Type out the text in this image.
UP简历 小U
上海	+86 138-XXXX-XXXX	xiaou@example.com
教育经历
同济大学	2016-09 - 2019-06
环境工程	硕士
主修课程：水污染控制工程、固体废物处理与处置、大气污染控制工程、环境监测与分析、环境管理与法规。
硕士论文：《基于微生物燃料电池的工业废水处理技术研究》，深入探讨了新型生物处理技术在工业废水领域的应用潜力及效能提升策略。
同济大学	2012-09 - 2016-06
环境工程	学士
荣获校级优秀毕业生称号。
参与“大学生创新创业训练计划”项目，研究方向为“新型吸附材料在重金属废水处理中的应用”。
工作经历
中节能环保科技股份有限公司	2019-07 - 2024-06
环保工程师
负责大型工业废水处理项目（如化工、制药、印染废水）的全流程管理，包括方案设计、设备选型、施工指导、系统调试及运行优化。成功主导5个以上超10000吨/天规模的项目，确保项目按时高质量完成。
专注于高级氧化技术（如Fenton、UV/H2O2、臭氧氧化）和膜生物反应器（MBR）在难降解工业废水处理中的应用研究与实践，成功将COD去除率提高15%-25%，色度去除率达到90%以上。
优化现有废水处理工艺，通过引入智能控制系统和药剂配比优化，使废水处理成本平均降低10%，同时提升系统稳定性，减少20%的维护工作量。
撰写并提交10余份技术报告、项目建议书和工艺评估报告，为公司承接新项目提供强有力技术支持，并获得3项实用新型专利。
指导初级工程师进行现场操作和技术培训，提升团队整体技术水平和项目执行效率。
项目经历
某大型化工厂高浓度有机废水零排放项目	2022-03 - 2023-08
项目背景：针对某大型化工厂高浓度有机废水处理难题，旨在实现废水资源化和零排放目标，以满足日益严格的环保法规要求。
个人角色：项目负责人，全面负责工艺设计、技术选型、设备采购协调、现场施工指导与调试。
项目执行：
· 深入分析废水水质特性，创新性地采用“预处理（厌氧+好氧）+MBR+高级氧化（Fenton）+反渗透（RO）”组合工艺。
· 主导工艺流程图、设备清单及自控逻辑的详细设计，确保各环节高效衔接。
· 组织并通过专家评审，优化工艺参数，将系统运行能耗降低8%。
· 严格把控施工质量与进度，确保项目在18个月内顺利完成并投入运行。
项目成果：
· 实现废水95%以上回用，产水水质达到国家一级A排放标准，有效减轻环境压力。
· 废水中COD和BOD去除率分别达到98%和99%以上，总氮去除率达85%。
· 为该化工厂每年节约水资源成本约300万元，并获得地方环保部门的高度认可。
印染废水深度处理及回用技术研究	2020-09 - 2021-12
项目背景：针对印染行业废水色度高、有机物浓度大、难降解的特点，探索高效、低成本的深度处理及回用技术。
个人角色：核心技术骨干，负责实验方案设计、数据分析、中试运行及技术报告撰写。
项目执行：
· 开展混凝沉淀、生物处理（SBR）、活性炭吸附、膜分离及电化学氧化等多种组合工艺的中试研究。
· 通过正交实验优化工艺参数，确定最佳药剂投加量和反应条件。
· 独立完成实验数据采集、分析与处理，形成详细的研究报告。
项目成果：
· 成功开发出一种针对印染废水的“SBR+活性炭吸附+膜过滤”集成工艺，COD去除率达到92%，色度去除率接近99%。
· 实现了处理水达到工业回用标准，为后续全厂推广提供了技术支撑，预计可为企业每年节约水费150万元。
※
**WRITTEN TASK:**
Isolate each line of the listing above that includes "项目背景". Copy it.

**TASK OUTPUT:**
项目背景：针对某大型化工厂高浓度有机废水处理难题，旨在实现废水资源化和零排放目标，以满足日益严格的环保法规要求。
项目背景：针对印染行业废水色度高、有机物浓度大、难降解的特点，探索高效、低成本的深度处理及回用技术。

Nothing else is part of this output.